**EXERCISE PROMPT**
Write out every entry exactly as it stands.

>> start ENTRIES

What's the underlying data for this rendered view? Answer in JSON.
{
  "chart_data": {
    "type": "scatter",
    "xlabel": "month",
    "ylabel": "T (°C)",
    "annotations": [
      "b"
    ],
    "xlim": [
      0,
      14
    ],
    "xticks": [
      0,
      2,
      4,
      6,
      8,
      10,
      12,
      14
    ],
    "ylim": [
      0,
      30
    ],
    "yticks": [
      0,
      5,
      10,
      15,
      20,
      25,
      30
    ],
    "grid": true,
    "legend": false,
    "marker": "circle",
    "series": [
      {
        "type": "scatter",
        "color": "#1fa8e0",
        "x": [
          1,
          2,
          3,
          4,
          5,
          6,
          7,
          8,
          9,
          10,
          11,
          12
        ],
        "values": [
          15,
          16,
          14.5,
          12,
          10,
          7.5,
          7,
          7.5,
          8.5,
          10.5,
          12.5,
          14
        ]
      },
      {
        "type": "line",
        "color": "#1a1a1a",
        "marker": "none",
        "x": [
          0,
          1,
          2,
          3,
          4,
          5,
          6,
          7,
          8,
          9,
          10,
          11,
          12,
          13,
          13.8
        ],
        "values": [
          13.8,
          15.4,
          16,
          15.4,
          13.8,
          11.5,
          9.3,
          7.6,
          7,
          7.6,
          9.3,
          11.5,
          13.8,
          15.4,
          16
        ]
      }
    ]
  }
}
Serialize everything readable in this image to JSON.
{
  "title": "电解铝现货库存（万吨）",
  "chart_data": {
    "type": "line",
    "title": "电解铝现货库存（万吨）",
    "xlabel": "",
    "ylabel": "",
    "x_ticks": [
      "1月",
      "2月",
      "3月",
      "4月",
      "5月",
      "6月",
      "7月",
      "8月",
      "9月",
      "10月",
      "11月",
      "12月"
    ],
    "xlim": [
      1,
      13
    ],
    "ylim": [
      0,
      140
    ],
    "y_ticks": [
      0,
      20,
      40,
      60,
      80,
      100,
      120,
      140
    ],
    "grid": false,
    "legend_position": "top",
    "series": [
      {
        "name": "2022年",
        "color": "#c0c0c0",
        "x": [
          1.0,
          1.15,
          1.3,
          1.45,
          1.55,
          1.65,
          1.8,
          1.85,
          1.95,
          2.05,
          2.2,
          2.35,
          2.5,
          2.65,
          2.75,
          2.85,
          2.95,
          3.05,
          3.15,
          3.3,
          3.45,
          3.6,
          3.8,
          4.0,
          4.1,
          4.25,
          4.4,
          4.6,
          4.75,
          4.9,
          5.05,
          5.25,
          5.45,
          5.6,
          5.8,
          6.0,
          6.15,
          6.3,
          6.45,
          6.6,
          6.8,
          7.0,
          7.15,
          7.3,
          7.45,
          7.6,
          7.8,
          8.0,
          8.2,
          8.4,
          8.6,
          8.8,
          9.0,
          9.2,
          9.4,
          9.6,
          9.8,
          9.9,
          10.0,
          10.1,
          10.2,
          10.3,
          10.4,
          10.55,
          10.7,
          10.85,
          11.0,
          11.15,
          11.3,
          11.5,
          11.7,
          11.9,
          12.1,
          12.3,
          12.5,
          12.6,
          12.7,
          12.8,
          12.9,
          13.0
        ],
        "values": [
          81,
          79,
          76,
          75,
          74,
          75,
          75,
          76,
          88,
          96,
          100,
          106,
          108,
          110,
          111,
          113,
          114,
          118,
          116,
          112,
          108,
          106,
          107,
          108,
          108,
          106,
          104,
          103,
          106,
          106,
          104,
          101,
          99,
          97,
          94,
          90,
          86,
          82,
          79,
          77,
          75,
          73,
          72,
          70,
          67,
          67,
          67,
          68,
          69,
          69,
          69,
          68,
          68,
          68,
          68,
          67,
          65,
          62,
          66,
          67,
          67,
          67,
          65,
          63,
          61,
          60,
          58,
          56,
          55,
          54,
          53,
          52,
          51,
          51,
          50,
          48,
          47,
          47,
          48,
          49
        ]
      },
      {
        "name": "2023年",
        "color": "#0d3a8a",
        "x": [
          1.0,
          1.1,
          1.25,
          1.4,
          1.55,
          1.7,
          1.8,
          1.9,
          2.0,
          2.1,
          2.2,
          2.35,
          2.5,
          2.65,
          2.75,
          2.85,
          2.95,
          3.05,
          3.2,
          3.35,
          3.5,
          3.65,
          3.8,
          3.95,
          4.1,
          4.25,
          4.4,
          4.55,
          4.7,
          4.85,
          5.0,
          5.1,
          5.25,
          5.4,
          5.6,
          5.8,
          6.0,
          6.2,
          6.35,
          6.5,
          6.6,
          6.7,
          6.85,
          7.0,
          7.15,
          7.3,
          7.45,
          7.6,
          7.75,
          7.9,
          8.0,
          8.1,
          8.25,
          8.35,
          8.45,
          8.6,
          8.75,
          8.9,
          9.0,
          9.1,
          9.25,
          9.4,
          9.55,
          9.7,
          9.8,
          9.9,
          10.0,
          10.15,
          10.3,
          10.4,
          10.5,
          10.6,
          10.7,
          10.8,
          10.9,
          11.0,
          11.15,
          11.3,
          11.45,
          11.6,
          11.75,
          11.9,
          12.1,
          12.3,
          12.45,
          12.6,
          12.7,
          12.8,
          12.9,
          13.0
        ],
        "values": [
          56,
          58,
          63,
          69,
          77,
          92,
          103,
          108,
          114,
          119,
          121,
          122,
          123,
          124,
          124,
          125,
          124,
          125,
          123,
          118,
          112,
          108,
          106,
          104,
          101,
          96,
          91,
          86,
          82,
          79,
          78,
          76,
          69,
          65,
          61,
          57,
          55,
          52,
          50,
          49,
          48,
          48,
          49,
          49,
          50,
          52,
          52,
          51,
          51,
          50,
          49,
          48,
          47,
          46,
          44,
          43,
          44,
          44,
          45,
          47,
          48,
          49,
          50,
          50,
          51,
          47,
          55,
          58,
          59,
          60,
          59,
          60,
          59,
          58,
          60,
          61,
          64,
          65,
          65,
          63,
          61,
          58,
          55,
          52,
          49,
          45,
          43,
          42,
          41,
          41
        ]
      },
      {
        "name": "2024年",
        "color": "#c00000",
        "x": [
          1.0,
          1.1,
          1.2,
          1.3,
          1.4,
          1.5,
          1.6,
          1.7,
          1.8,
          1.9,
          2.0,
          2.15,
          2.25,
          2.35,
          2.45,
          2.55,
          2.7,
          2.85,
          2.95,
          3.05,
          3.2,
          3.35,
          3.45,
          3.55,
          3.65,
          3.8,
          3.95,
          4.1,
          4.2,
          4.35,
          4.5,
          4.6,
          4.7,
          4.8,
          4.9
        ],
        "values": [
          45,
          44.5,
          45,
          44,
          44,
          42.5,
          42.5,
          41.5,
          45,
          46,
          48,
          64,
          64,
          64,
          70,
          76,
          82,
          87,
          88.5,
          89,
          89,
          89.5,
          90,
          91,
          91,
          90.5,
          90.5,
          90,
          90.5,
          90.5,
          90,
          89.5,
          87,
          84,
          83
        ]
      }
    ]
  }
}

>> end ENTRIES

**ANSWER FOR THIS EXERCISE**
What's the underlying data for this rendered view? Answer in JSON.
{
  "chart_data": {
    "type": "scatter",
    "xlabel": "month",
    "ylabel": "T (°C)",
    "annotations": [
      "b"
    ],
    "xlim": [
      0,
      14
    ],
    "xticks": [
      0,
      2,
      4,
      6,
      8,
      10,
      12,
      14
    ],
    "ylim": [
      0,
      30
    ],
    "yticks": [
      0,
      5,
      10,
      15,
      20,
      25,
      30
    ],
    "grid": true,
    "legend": false,
    "marker": "circle",
    "series": [
      {
        "type": "scatter",
        "color": "#1fa8e0",
        "x": [
          1,
          2,
          3,
          4,
          5,
          6,
          7,
          8,
          9,
          10,
          11,
          12
        ],
        "values": [
          15,
          16,
          14.5,
          12,
          10,
          7.5,
          7,
          7.5,
          8.5,
          10.5,
          12.5,
          14
        ]
      },
      {
        "type": "line",
        "color": "#1a1a1a",
        "marker": "none",
        "x": [
          0,
          1,
          2,
          3,
          4,
          5,
          6,
          7,
          8,
          9,
          10,
          11,
          12,
          13,
          13.8
        ],
        "values": [
          13.8,
          15.4,
          16,
          15.4,
          13.8,
          11.5,
          9.3,
          7.6,
          7,
          7.6,
          9.3,
          11.5,
          13.8,
          15.4,
          16
        ]
      }
    ]
  }
}
Serialize everything readable in this image to JSON.
{
  "title": "电解铝现货库存（万吨）",
  "chart_data": {
    "type": "line",
    "title": "电解铝现货库存（万吨）",
    "xlabel": "",
    "ylabel": "",
    "x_ticks": [
      "1月",
      "2月",
      "3月",
      "4月",
      "5月",
      "6月",
      "7月",
      "8月",
      "9月",
      "10月",
      "11月",
      "12月"
    ],
    "xlim": [
      1,
      13
    ],
    "ylim": [
      0,
      140
    ],
    "y_ticks": [
      0,
      20,
      40,
      60,
      80,
      100,
      120,
      140
    ],
    "grid": false,
    "legend_position": "top",
    "series": [
      {
        "name": "2022年",
        "color": "#c0c0c0",
        "x": [
          1.0,
          1.15,
          1.3,
          1.45,
          1.55,
          1.65,
          1.8,
          1.85,
          1.95,
          2.05,
          2.2,
          2.35,
          2.5,
          2.65,
          2.75,
          2.85,
          2.95,
          3.05,
          3.15,
          3.3,
          3.45,
          3.6,
          3.8,
          4.0,
          4.1,
          4.25,
          4.4,
          4.6,
          4.75,
          4.9,
          5.05,
          5.25,
          5.45,
          5.6,
          5.8,
          6.0,
          6.15,
          6.3,
          6.45,
          6.6,
          6.8,
          7.0,
          7.15,
          7.3,
          7.45,
          7.6,
          7.8,
          8.0,
          8.2,
          8.4,
          8.6,
          8.8,
          9.0,
          9.2,
          9.4,
          9.6,
          9.8,
          9.9,
          10.0,
          10.1,
          10.2,
          10.3,
          10.4,
          10.55,
          10.7,
          10.85,
          11.0,
          11.15,
          11.3,
          11.5,
          11.7,
          11.9,
          12.1,
          12.3,
          12.5,
          12.6,
          12.7,
          12.8,
          12.9,
          13.0
        ],
        "values": [
          81,
          79,
          76,
          75,
          74,
          75,
          75,
          76,
          88,
          96,
          100,
          106,
          108,
          110,
          111,
          113,
          114,
          118,
          116,
          112,
          108,
          106,
          107,
          108,
          108,
          106,
          104,
          103,
          106,
          106,
          104,
          101,
          99,
          97,
          94,
          90,
          86,
          82,
          79,
          77,
          75,
          73,
          72,
          70,
          67,
          67,
          67,
          68,
          69,
          69,
          69,
          68,
          68,
          68,
          68,
          67,
          65,
          62,
          66,
          67,
          67,
          67,
          65,
          63,
          61,
          60,
          58,
          56,
          55,
          54,
          53,
          52,
          51,
          51,
          50,
          48,
          47,
          47,
          48,
          49
        ]
      },
      {
        "name": "2023年",
        "color": "#0d3a8a",
        "x": [
          1.0,
          1.1,
          1.25,
          1.4,
          1.55,
          1.7,
          1.8,
          1.9,
          2.0,
          2.1,
          2.2,
          2.35,
          2.5,
          2.65,
          2.75,
          2.85,
          2.95,
          3.05,
          3.2,
          3.35,
          3.5,
          3.65,
          3.8,
          3.95,
          4.1,
          4.25,
          4.4,
          4.55,
          4.7,
          4.85,
          5.0,
          5.1,
          5.25,
          5.4,
          5.6,
          5.8,
          6.0,
          6.2,
          6.35,
          6.5,
          6.6,
          6.7,
          6.85,
          7.0,
          7.15,
          7.3,
          7.45,
          7.6,
          7.75,
          7.9,
          8.0,
          8.1,
          8.25,
          8.35,
          8.45,
          8.6,
          8.75,
          8.9,
          9.0,
          9.1,
          9.25,
          9.4,
          9.55,
          9.7,
          9.8,
          9.9,
          10.0,
          10.15,
          10.3,
          10.4,
          10.5,
          10.6,
          10.7,
          10.8,
          10.9,
          11.0,
          11.15,
          11.3,
          11.45,
          11.6,
          11.75,
          11.9,
          12.1,
          12.3,
          12.45,
          12.6,
          12.7,
          12.8,
          12.9,
          13.0
        ],
        "values": [
          56,
          58,
          63,
          69,
          77,
          92,
          103,
          108,
          114,
          119,
          121,
          122,
          123,
          124,
          124,
          125,
          124,
          125,
          123,
          118,
          112,
          108,
          106,
          104,
          101,
          96,
          91,
          86,
          82,
          79,
          78,
          76,
          69,
          65,
          61,
          57,
          55,
          52,
          50,
          49,
          48,
          48,
          49,
          49,
          50,
          52,
          52,
          51,
          51,
          50,
          49,
          48,
          47,
          46,
          44,
          43,
          44,
          44,
          45,
          47,
          48,
          49,
          50,
          50,
          51,
          47,
          55,
          58,
          59,
          60,
          59,
          60,
          59,
          58,
          60,
          61,
          64,
          65,
          65,
          63,
          61,
          58,
          55,
          52,
          49,
          45,
          43,
          42,
          41,
          41
        ]
      },
      {
        "name": "2024年",
        "color": "#c00000",
        "x": [
          1.0,
          1.1,
          1.2,
          1.3,
          1.4,
          1.5,
          1.6,
          1.7,
          1.8,
          1.9,
          2.0,
          2.15,
          2.25,
          2.35,
          2.45,
          2.55,
          2.7,
          2.85,
          2.95,
          3.05,
          3.2,
          3.35,
          3.45,
          3.55,
          3.65,
          3.8,
          3.95,
          4.1,
          4.2,
          4.35,
          4.5,
          4.6,
          4.7,
          4.8,
          4.9
        ],
        "values": [
          45,
          44.5,
          45,
          44,
          44,
          42.5,
          42.5,
          41.5,
          45,
          46,
          48,
          64,
          64,
          64,
          70,
          76,
          82,
          87,
          88.5,
          89,
          89,
          89.5,
          90,
          91,
          91,
          90.5,
          90.5,
          90,
          90.5,
          90.5,
          90,
          89.5,
          87,
          84,
          83
        ]
      }
    ]
  }
}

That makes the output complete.